- What to do -
Return the number of lines that include the string "more", without any other text.

- Data provided -
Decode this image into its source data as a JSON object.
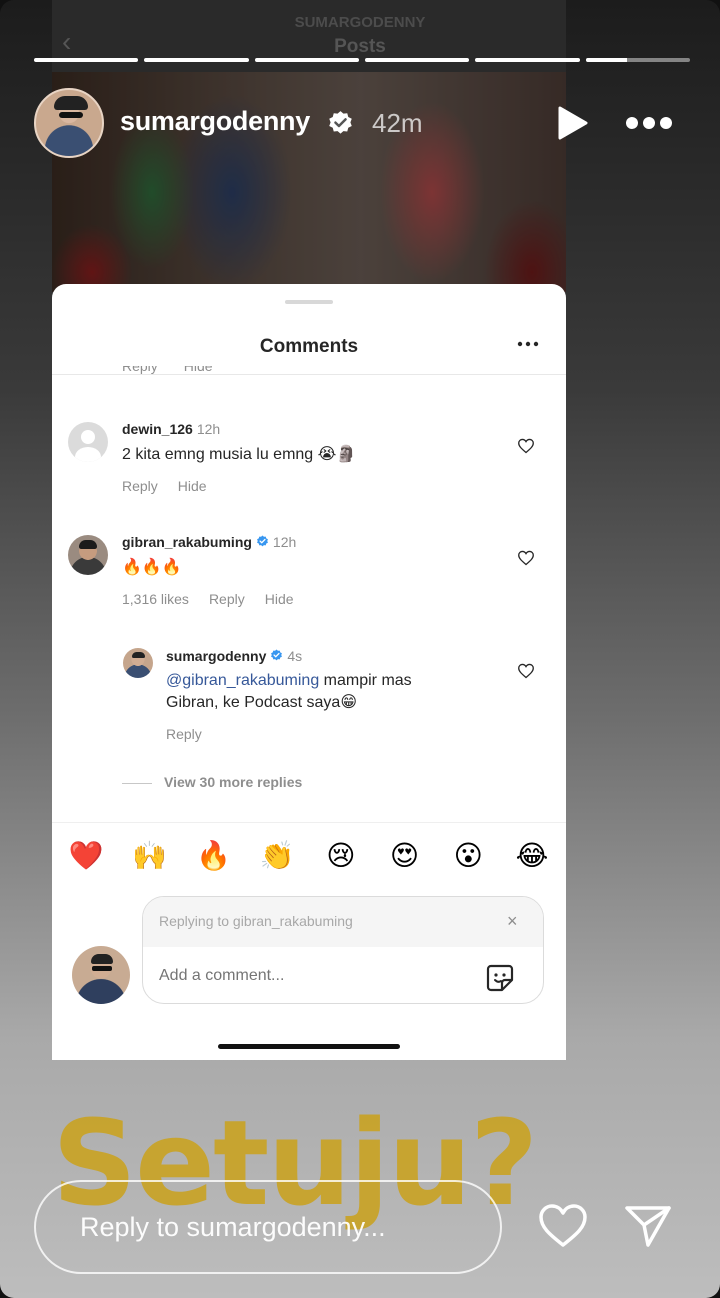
{
  "background_screen": {
    "username": "SUMARGODENNY",
    "title": "Posts"
  },
  "story": {
    "progress": [
      1,
      1,
      1,
      1,
      1,
      0.4
    ],
    "username": "sumargodenny",
    "time": "42m"
  },
  "comments_sheet": {
    "title": "Comments",
    "clipped_actions": [
      "Reply",
      "Hide"
    ],
    "comments": [
      {
        "username": "dewin_126",
        "time": "12h",
        "text": "2 kita emng musia lu emng 😭🗿",
        "actions": [
          "Reply",
          "Hide"
        ]
      },
      {
        "username": "gibran_rakabuming",
        "verified": true,
        "time": "12h",
        "text": "🔥🔥🔥",
        "likes": "1,316 likes",
        "actions": [
          "Reply",
          "Hide"
        ]
      }
    ],
    "reply": {
      "username": "sumargodenny",
      "verified": true,
      "time": "4s",
      "mention": "@gibran_rakabuming",
      "text": " mampir mas Gibran, ke Podcast saya😁",
      "action": "Reply"
    },
    "view_more_replies": "View 30 more replies",
    "emojis": [
      "❤️",
      "🙌",
      "🔥",
      "👏",
      "😢",
      "😍",
      "😮",
      "😂"
    ],
    "replying_to": "Replying to gibran_rakabuming",
    "close_symbol": "×",
    "comment_placeholder": "Add a comment..."
  },
  "overlay_text": "Setuju?",
  "reply_bar": {
    "placeholder": "Reply to sumargodenny..."
  },
  "colors": {
    "accent_gold": "#c9a326",
    "verified_blue": "#3897f0",
    "mention_blue": "#365899"
  },
  "icons": [
    "verified-icon",
    "play-icon",
    "more-icon",
    "heart-icon",
    "sticker-icon",
    "send-icon",
    "close-icon"
  ]
}
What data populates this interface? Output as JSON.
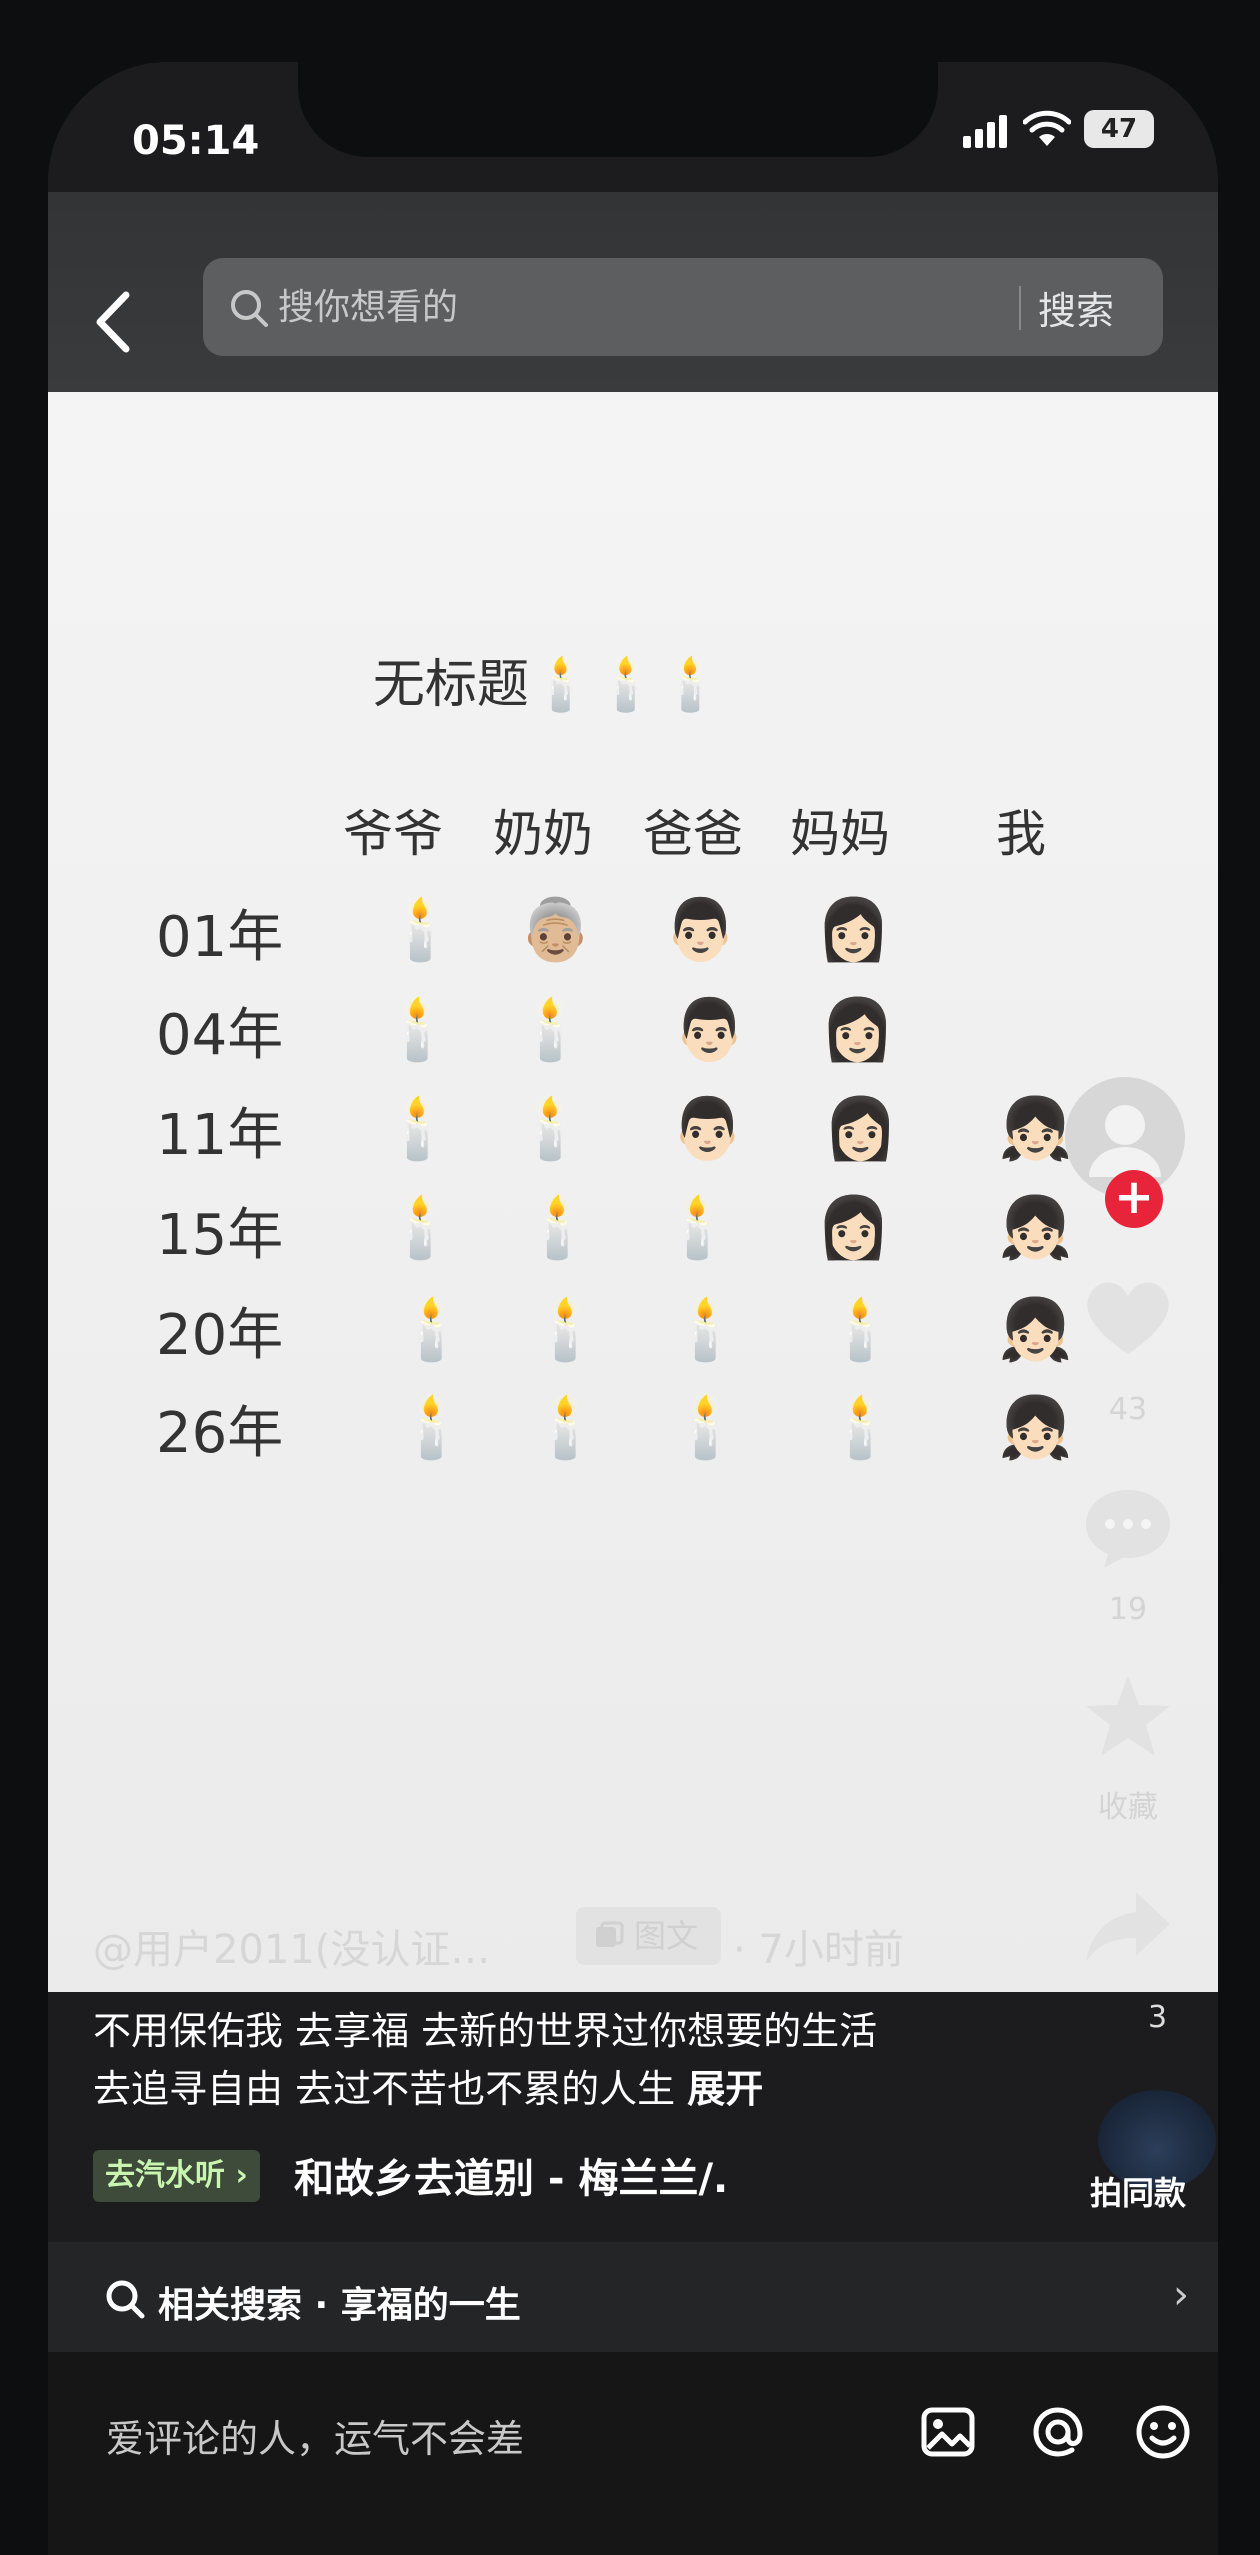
{
  "status": {
    "time": "05:14",
    "battery": "47"
  },
  "search": {
    "placeholder": "搜你想看的",
    "button": "搜索"
  },
  "post": {
    "title": "无标题🕯️🕯️🕯️",
    "columns": [
      "爷爷",
      "奶奶",
      "爸爸",
      "妈妈",
      "我"
    ],
    "rows": [
      {
        "label": "01年",
        "cells": [
          "🕯️",
          "👵🏼",
          "👨🏻",
          "👩🏻",
          ""
        ]
      },
      {
        "label": "04年",
        "cells": [
          "🕯️",
          "🕯️",
          "👨🏻",
          "👩🏻",
          ""
        ]
      },
      {
        "label": "11年",
        "cells": [
          "🕯️",
          "🕯️",
          "👨🏻",
          "👩🏻",
          "👧🏻"
        ]
      },
      {
        "label": "15年",
        "cells": [
          "🕯️",
          "🕯️",
          "🕯️",
          "👩🏻",
          "👧🏻"
        ]
      },
      {
        "label": "20年",
        "cells": [
          "🕯️",
          "🕯️",
          "🕯️",
          "🕯️",
          "👧🏻"
        ]
      },
      {
        "label": "26年",
        "cells": [
          "🕯️",
          "🕯️",
          "🕯️",
          "🕯️",
          "👧🏻"
        ]
      }
    ]
  },
  "sidebar": {
    "like_count": "43",
    "comment_count": "19",
    "favorite_label": "收藏",
    "share_count": "3",
    "same_style_label": "拍同款"
  },
  "meta": {
    "author": "@用户2011(没认证…",
    "type_badge": "图文",
    "time": "· 7小时前"
  },
  "caption": {
    "line1": "不用保佑我 去享福 去新的世界过你想要的生活",
    "line2": "去追寻自由 去过不苦也不累的人生",
    "expand": "展开"
  },
  "music": {
    "tag": "去汽水听 ›",
    "title": "和故乡去道别 - 梅兰兰/."
  },
  "related": {
    "label": "相关搜索 · 享福的一生"
  },
  "comment": {
    "placeholder": "爱评论的人，运气不会差"
  }
}
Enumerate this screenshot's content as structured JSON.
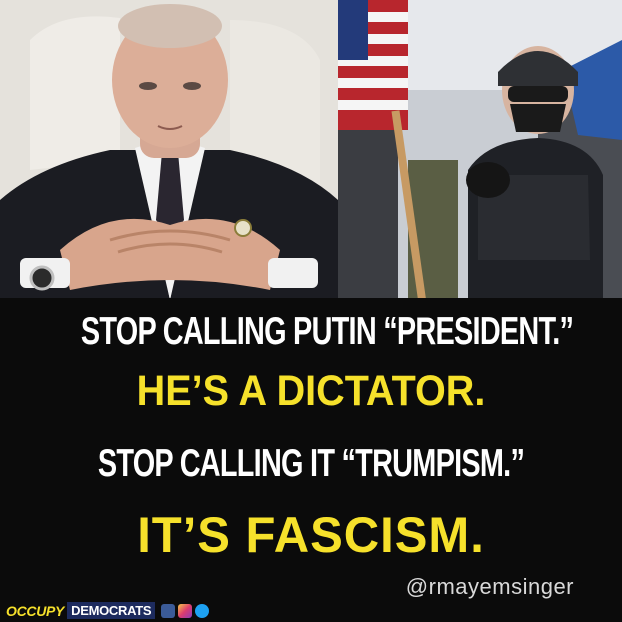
{
  "text": {
    "line1": "STOP CALLING PUTIN “PRESIDENT.”",
    "line2": "HE’S A DICTATOR.",
    "line3": "STOP CALLING IT “TRUMPISM.”",
    "line4": "IT’S FASCISM."
  },
  "handle": "@rmayemsinger",
  "footer": {
    "brand_part1": "OCCUPY",
    "brand_part2": "DEMOCRATS",
    "social_icons": [
      "facebook-icon",
      "instagram-icon",
      "twitter-icon"
    ]
  },
  "colors": {
    "highlight": "#f6e12b",
    "primary_text": "#ffffff",
    "background": "#0b0b0b",
    "brand_blue": "#1d2b5e"
  }
}
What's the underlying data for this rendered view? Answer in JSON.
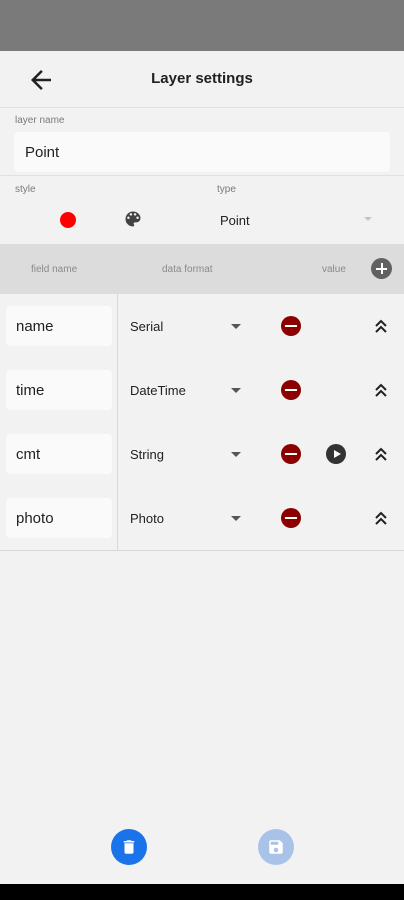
{
  "app_bar": {
    "title": "Layer settings",
    "back_icon": "arrow-back-icon"
  },
  "layer": {
    "name_label": "layer name",
    "name_value": "Point",
    "style_label": "style",
    "style_color": "#ff0000",
    "palette_icon": "palette-icon",
    "type_label": "type",
    "type_value": "Point"
  },
  "table": {
    "headers": {
      "field_name": "field name",
      "data_format": "data format",
      "value": "value"
    },
    "add_icon": "add-circle-icon"
  },
  "fields": [
    {
      "name": "name",
      "format": "Serial"
    },
    {
      "name": "time",
      "format": "DateTime"
    },
    {
      "name": "cmt",
      "format": "String",
      "has_play_button": true
    },
    {
      "name": "photo",
      "format": "Photo"
    }
  ],
  "actions": {
    "delete_icon": "trash-icon",
    "save_icon": "save-icon",
    "primary_color": "#1a73e8",
    "disabled_color": "#a9c3e8",
    "remove_color": "#8b0000"
  }
}
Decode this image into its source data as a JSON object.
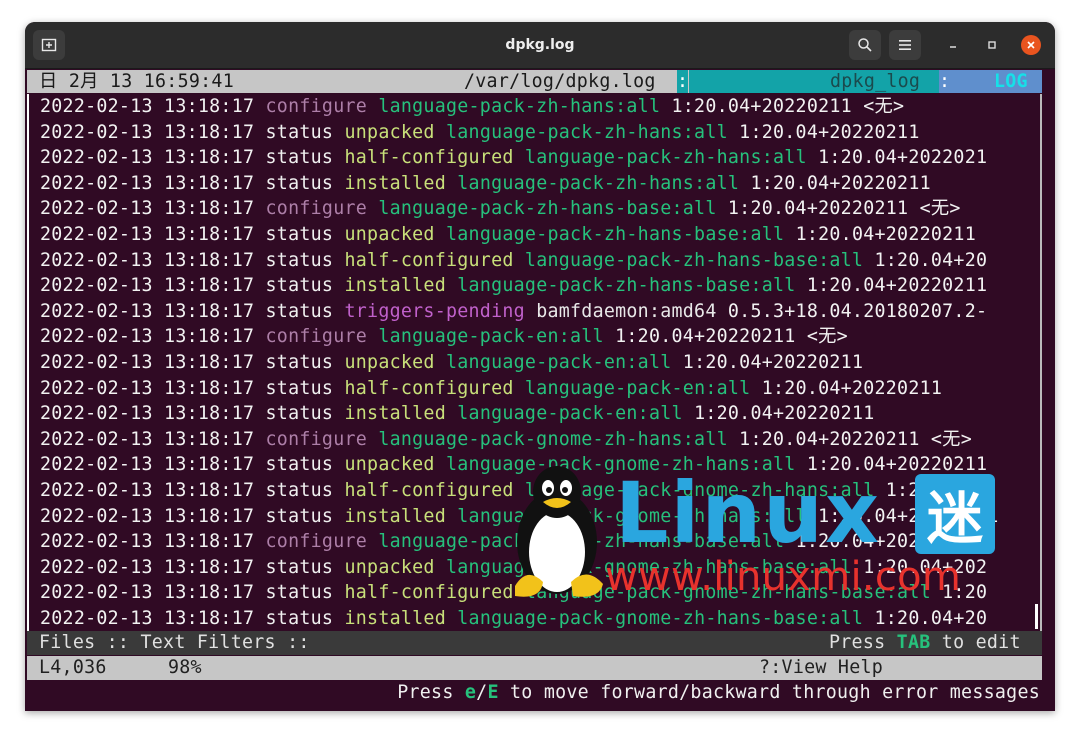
{
  "window": {
    "title": "dpkg.log"
  },
  "top_status": {
    "datetime": "日 2月 13 16:59:41",
    "path": "/var/log/dpkg.log",
    "separator": ":",
    "view": "dpkg_log",
    "mode": "LOG"
  },
  "log_lines": [
    {
      "ts": "2022-02-13 13:18:17",
      "action": "configure",
      "state": "",
      "pkg": "language-pack-zh-hans:all",
      "ver": "1:20.04+20220211 <无>"
    },
    {
      "ts": "2022-02-13 13:18:17",
      "action": "status",
      "state": "unpacked",
      "pkg": "language-pack-zh-hans:all",
      "ver": "1:20.04+20220211"
    },
    {
      "ts": "2022-02-13 13:18:17",
      "action": "status",
      "state": "half-configured",
      "pkg": "language-pack-zh-hans:all",
      "ver": "1:20.04+2022021"
    },
    {
      "ts": "2022-02-13 13:18:17",
      "action": "status",
      "state": "installed",
      "pkg": "language-pack-zh-hans:all",
      "ver": "1:20.04+20220211"
    },
    {
      "ts": "2022-02-13 13:18:17",
      "action": "configure",
      "state": "",
      "pkg": "language-pack-zh-hans-base:all",
      "ver": "1:20.04+20220211 <无>"
    },
    {
      "ts": "2022-02-13 13:18:17",
      "action": "status",
      "state": "unpacked",
      "pkg": "language-pack-zh-hans-base:all",
      "ver": "1:20.04+20220211"
    },
    {
      "ts": "2022-02-13 13:18:17",
      "action": "status",
      "state": "half-configured",
      "pkg": "language-pack-zh-hans-base:all",
      "ver": "1:20.04+20"
    },
    {
      "ts": "2022-02-13 13:18:17",
      "action": "status",
      "state": "installed",
      "pkg": "language-pack-zh-hans-base:all",
      "ver": "1:20.04+20220211"
    },
    {
      "ts": "2022-02-13 13:18:17",
      "action": "status",
      "state": "triggers-pending",
      "pkg": "bamfdaemon:amd64",
      "ver": "0.5.3+18.04.20180207.2-"
    },
    {
      "ts": "2022-02-13 13:18:17",
      "action": "configure",
      "state": "",
      "pkg": "language-pack-en:all",
      "ver": "1:20.04+20220211 <无>"
    },
    {
      "ts": "2022-02-13 13:18:17",
      "action": "status",
      "state": "unpacked",
      "pkg": "language-pack-en:all",
      "ver": "1:20.04+20220211"
    },
    {
      "ts": "2022-02-13 13:18:17",
      "action": "status",
      "state": "half-configured",
      "pkg": "language-pack-en:all",
      "ver": "1:20.04+20220211"
    },
    {
      "ts": "2022-02-13 13:18:17",
      "action": "status",
      "state": "installed",
      "pkg": "language-pack-en:all",
      "ver": "1:20.04+20220211"
    },
    {
      "ts": "2022-02-13 13:18:17",
      "action": "configure",
      "state": "",
      "pkg": "language-pack-gnome-zh-hans:all",
      "ver": "1:20.04+20220211 <无>"
    },
    {
      "ts": "2022-02-13 13:18:17",
      "action": "status",
      "state": "unpacked",
      "pkg": "language-pack-gnome-zh-hans:all",
      "ver": "1:20.04+20220211"
    },
    {
      "ts": "2022-02-13 13:18:17",
      "action": "status",
      "state": "half-configured",
      "pkg": "language-pack-gnome-zh-hans:all",
      "ver": "1:20.04+2"
    },
    {
      "ts": "2022-02-13 13:18:17",
      "action": "status",
      "state": "installed",
      "pkg": "language-pack-gnome-zh-hans:all",
      "ver": "1:20.04+20220211"
    },
    {
      "ts": "2022-02-13 13:18:17",
      "action": "configure",
      "state": "",
      "pkg": "language-pack-gnome-zh-hans-base:all",
      "ver": "1:20.04+20220211"
    },
    {
      "ts": "2022-02-13 13:18:17",
      "action": "status",
      "state": "unpacked",
      "pkg": "language-pack-gnome-zh-hans-base:all",
      "ver": "1:20.04+202"
    },
    {
      "ts": "2022-02-13 13:18:17",
      "action": "status",
      "state": "half-configured",
      "pkg": "language-pack-gnome-zh-hans-base:all",
      "ver": "1:20"
    },
    {
      "ts": "2022-02-13 13:18:17",
      "action": "status",
      "state": "installed",
      "pkg": "language-pack-gnome-zh-hans-base:all",
      "ver": "1:20.04+20"
    }
  ],
  "bottom_bar": {
    "left": "Files :: Text Filters ::",
    "press": "Press ",
    "tab_key": "TAB",
    "to_edit": " to edit"
  },
  "status_bar": {
    "line": "L4,036",
    "percent": "98%",
    "help": "?:View Help"
  },
  "help_line": {
    "press": "Press ",
    "key1": "e",
    "slash": "/",
    "key2": "E",
    "rest": " to move forward/backward through error messages"
  },
  "watermark": {
    "brand": "Linux",
    "char": "迷",
    "url": "www.linuxmi.com"
  },
  "colors": {
    "terminal_bg": "#300a24",
    "package": "#26c17c",
    "state": "#c8e07a",
    "configure": "#ad7fa8",
    "triggers": "#c061cb",
    "mode_bar": "#13a3a8",
    "close_button": "#e9541f"
  }
}
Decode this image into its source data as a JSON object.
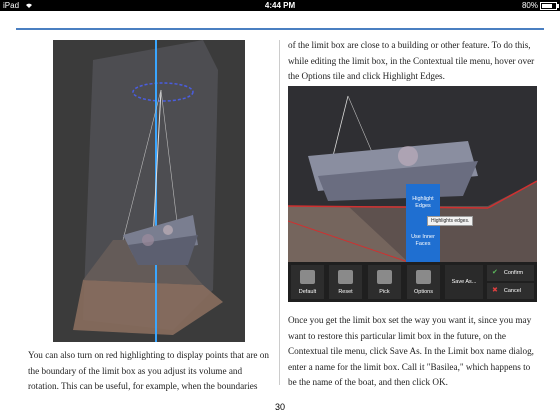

- Worked solution -
2